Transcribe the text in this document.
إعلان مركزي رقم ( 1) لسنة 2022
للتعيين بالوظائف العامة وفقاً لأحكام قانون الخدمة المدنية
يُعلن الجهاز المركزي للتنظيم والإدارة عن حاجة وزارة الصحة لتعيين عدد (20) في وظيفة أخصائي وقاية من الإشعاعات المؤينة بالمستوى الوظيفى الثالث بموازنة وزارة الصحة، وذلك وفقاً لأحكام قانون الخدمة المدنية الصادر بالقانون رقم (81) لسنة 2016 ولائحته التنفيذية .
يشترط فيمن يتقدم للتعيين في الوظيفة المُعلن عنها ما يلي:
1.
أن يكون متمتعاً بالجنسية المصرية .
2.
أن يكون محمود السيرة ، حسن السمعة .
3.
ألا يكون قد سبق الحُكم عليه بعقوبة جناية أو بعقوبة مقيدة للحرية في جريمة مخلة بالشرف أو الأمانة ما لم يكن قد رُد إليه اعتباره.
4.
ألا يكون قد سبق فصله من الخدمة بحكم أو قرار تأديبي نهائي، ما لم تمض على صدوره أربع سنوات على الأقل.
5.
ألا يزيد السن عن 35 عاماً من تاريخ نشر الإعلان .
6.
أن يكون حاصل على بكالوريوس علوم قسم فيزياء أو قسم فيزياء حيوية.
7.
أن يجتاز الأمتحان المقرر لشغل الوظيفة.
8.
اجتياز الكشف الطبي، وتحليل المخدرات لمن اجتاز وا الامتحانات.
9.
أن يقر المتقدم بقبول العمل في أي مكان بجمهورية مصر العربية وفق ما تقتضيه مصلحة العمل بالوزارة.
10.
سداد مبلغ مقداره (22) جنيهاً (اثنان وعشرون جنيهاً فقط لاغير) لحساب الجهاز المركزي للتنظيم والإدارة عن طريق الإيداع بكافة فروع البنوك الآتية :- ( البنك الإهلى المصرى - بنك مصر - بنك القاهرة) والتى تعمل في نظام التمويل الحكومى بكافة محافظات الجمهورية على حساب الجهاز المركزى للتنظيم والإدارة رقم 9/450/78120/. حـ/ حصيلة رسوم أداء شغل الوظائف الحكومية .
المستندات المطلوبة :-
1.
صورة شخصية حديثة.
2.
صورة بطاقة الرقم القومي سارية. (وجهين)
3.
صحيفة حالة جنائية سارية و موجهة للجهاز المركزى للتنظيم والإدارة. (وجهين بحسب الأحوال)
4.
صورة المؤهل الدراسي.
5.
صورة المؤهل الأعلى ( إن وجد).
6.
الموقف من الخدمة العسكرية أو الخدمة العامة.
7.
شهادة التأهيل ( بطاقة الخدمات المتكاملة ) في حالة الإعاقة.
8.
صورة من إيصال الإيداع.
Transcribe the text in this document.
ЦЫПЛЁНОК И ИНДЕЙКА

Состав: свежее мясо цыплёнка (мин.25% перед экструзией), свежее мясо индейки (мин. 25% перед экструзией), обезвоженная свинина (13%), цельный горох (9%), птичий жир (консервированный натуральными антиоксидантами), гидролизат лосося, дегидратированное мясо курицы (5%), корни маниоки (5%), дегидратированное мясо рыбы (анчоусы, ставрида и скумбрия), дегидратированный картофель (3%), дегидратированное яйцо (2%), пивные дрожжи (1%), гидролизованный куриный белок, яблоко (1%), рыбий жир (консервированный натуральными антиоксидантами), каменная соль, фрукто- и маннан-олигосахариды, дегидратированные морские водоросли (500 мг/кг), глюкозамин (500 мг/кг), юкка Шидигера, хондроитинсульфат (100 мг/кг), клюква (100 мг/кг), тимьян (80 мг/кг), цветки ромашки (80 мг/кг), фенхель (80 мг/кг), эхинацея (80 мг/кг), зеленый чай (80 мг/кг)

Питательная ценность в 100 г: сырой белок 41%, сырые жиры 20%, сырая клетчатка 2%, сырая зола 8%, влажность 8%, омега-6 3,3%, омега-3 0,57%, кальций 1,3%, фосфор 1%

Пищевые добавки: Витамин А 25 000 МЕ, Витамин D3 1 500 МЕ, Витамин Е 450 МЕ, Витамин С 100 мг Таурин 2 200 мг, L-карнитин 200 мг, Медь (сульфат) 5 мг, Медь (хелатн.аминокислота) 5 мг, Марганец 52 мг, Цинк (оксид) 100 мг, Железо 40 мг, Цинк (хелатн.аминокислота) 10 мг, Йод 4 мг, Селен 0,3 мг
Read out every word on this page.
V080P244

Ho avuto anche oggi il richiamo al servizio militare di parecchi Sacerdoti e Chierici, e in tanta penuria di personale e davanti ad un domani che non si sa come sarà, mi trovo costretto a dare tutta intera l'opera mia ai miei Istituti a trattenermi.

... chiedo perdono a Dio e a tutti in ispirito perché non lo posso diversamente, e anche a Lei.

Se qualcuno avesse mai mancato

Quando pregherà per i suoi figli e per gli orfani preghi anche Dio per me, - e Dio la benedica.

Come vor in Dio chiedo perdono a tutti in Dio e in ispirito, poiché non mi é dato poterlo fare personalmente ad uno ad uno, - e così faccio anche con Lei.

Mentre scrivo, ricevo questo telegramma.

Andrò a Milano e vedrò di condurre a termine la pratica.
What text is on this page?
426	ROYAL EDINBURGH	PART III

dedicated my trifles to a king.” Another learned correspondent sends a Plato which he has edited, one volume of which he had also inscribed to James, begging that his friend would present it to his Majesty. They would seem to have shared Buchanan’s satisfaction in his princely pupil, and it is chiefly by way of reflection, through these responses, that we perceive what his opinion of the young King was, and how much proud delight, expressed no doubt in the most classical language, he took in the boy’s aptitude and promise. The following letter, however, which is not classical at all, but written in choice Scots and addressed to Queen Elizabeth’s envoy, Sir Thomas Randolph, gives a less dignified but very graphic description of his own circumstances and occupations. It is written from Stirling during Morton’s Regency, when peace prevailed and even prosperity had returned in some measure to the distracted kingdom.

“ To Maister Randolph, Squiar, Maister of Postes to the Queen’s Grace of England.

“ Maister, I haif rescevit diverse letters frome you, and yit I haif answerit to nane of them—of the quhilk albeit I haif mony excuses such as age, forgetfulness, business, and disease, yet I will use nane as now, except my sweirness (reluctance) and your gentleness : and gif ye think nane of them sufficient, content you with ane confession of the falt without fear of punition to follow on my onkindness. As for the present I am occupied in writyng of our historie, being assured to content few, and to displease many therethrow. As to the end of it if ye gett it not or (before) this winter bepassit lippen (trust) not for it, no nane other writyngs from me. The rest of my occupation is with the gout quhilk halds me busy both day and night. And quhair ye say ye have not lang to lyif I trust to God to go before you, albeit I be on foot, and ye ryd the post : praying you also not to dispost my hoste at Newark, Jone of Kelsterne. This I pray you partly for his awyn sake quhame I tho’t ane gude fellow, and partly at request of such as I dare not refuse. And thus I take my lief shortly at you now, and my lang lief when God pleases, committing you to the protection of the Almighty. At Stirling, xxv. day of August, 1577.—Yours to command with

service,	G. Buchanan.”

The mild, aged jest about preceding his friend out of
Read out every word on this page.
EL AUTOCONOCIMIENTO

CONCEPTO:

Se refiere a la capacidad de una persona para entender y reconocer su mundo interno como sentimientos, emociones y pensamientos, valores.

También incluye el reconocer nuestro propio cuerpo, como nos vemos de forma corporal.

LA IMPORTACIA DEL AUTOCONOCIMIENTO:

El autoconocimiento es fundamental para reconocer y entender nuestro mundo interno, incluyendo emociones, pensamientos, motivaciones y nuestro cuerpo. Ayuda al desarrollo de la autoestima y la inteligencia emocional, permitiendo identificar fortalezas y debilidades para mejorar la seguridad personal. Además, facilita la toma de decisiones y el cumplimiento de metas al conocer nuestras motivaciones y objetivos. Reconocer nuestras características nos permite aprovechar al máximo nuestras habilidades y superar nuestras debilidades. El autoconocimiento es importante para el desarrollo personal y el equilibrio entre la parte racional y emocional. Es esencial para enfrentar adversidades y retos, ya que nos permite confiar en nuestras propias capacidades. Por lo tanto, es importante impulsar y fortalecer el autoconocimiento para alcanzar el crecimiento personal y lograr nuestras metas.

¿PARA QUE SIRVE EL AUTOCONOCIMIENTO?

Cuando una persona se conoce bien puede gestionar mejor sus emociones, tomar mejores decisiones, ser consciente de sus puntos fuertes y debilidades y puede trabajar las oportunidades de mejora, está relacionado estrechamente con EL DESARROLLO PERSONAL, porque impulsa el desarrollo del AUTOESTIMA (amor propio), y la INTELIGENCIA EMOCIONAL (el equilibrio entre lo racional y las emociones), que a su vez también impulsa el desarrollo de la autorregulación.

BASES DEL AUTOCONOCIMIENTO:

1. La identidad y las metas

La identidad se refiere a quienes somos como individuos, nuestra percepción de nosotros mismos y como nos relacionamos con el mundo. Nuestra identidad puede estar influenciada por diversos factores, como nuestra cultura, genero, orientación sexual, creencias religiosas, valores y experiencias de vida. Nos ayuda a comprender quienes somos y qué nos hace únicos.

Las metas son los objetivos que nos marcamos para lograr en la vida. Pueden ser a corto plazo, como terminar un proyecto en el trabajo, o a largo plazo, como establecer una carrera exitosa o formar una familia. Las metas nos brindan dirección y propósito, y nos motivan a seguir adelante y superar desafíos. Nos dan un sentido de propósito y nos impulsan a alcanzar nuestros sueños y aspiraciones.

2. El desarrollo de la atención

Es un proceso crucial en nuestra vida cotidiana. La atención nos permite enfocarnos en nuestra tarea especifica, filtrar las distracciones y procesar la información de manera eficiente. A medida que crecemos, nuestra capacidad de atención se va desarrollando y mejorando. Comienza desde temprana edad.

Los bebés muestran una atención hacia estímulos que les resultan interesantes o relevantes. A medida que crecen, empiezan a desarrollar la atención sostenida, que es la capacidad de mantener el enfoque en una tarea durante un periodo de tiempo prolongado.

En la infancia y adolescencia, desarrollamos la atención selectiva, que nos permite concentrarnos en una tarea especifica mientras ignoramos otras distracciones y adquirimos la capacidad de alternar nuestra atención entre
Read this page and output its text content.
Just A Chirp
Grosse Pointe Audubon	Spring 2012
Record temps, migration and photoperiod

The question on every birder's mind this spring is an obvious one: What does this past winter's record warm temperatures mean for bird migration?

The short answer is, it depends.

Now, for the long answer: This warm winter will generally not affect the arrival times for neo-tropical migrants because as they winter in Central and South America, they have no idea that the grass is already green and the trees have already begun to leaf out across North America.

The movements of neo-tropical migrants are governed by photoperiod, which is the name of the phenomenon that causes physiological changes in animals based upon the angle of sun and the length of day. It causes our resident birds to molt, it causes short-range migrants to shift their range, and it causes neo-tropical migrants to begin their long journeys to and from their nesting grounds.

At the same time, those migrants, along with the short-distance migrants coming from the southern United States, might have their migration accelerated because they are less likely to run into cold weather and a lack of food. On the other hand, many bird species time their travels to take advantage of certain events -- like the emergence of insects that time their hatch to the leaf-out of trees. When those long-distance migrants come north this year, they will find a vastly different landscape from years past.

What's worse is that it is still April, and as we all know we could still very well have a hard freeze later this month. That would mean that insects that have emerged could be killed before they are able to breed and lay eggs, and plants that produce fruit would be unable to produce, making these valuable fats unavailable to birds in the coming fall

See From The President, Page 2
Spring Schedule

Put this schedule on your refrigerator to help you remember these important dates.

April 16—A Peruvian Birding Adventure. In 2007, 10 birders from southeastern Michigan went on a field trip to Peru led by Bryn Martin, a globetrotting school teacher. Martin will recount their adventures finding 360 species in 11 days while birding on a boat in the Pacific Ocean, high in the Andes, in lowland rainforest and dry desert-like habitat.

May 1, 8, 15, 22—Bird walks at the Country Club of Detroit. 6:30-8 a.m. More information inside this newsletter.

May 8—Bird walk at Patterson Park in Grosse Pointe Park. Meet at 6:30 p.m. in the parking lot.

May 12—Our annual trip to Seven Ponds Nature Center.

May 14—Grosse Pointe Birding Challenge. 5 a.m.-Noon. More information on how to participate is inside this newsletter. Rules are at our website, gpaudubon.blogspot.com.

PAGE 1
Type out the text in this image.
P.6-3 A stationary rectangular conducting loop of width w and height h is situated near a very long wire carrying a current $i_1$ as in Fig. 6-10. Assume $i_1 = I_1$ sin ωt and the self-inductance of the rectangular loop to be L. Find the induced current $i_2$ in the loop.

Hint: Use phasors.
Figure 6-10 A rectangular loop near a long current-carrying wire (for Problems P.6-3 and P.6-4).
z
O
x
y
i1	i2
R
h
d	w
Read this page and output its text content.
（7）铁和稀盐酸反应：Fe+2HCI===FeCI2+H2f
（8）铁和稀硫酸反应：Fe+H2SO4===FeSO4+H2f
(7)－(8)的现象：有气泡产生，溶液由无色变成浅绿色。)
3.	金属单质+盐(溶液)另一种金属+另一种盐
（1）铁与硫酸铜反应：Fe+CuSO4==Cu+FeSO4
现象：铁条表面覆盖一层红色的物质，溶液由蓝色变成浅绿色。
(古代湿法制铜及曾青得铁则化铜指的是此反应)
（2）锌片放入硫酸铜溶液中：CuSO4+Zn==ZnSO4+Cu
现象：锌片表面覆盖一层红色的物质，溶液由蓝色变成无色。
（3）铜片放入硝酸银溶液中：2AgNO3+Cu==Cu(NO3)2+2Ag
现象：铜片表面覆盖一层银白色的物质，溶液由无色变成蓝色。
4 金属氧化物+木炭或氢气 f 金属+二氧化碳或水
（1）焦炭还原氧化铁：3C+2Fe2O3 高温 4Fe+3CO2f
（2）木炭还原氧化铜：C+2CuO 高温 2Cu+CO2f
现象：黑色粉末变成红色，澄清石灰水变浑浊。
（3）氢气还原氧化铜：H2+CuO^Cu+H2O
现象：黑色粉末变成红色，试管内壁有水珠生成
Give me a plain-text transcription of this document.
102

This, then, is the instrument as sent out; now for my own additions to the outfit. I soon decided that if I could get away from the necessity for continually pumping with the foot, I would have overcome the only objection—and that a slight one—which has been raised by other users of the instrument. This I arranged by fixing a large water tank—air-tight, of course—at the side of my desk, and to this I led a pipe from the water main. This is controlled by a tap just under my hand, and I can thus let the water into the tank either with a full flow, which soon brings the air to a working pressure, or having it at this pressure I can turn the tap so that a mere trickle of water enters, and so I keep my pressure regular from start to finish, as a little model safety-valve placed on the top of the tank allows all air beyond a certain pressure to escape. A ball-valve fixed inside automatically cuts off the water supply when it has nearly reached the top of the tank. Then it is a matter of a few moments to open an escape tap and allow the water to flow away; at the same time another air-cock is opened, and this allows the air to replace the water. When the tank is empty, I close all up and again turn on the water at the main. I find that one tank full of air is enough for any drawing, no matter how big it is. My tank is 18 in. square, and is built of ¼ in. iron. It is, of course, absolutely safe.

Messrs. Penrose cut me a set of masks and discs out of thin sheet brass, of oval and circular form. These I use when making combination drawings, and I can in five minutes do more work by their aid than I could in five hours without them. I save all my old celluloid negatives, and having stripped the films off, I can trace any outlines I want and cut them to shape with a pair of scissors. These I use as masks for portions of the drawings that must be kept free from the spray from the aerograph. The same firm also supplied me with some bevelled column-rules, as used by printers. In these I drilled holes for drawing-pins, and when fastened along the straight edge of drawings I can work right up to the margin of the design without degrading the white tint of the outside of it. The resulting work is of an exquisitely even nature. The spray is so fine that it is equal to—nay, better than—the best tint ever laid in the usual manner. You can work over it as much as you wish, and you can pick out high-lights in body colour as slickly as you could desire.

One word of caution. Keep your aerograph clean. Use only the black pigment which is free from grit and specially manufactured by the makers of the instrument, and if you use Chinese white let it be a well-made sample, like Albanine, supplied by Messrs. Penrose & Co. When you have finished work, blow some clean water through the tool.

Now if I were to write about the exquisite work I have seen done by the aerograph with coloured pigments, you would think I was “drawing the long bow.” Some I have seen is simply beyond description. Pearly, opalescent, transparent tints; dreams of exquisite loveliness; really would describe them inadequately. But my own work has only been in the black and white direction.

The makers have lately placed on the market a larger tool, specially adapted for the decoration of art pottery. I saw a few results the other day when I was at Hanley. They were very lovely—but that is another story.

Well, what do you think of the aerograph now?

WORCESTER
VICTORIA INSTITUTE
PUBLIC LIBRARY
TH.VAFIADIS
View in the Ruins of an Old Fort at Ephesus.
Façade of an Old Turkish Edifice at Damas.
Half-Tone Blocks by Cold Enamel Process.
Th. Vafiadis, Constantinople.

^^^^^^^^^^^^^^^^

[DIRECTIVE] Filter the records above and return every line that holds the word "الإيداع".

[RESPONSE TO THE TASK]
سداد مبلغ مقداره (22) جنيهاً (اثنان وعشرون جنيهاً فقط لاغير) لحساب الجهاز المركزي للتنظيم والإدارة عن طريق الإيداع بكافة فروع البنوك الآتية :- ( البنك الإهلى المصرى - بنك مصر - بنك القاهرة) والتى تعمل في نظام التمويل الحكومى بكافة محافظات الجمهورية على حساب الجهاز المركزى للتنظيم والإدارة رقم 9/450/78120/. حـ/ حصيلة رسوم أداء شغل الوظائف الحكومية .
صورة من إيصال الإيداع.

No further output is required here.